Read the records below. Copy each line where the string "潼财教发" occurs.

▶ Supplied data
....

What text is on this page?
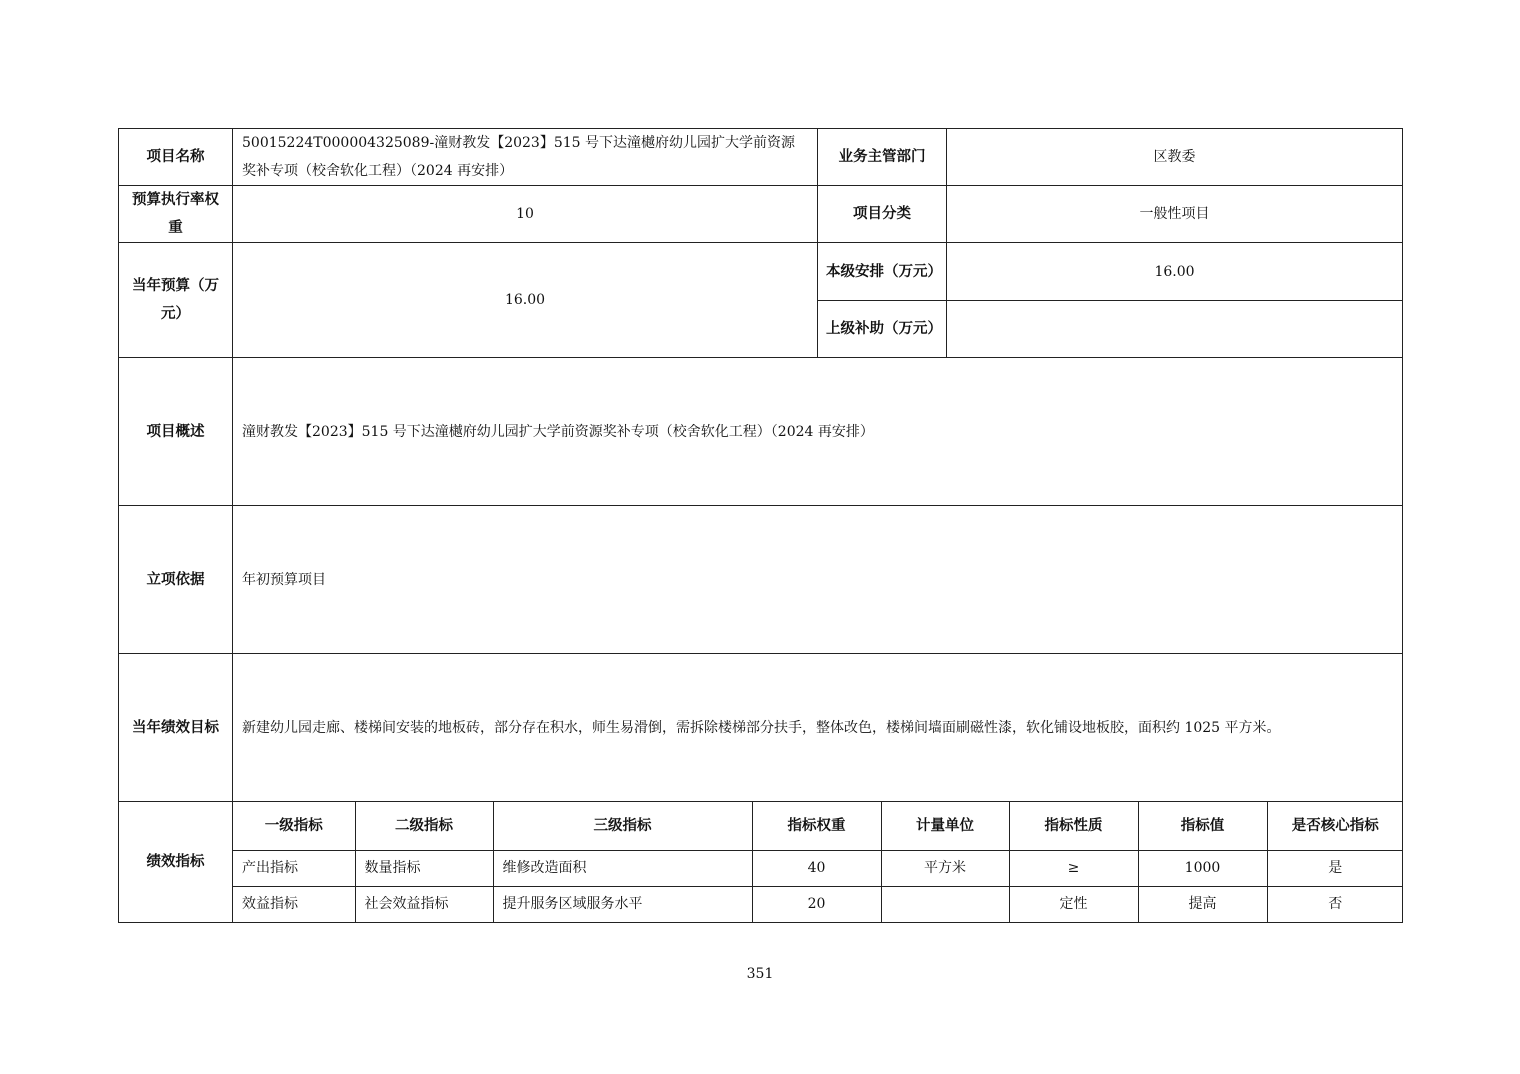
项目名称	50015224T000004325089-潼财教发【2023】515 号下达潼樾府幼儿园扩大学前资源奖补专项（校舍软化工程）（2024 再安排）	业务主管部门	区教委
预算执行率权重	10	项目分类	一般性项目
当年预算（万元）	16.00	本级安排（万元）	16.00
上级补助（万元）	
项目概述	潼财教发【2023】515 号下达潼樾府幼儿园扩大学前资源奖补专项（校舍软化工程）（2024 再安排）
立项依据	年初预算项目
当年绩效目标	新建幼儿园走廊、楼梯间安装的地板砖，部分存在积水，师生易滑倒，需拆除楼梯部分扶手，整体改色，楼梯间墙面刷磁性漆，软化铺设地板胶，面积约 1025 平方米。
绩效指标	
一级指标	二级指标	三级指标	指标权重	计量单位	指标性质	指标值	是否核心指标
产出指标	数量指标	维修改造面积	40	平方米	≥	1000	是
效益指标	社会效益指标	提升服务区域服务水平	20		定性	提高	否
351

....

▶ Written solution
项目名称	50015224T000004325089-潼财教发【2023】515 号下达潼樾府幼儿园扩大学前资源奖补专项（校舍软化工程）（2024 再安排）	业务主管部门	区教委
项目概述	潼财教发【2023】515 号下达潼樾府幼儿园扩大学前资源奖补专项（校舍软化工程）（2024 再安排）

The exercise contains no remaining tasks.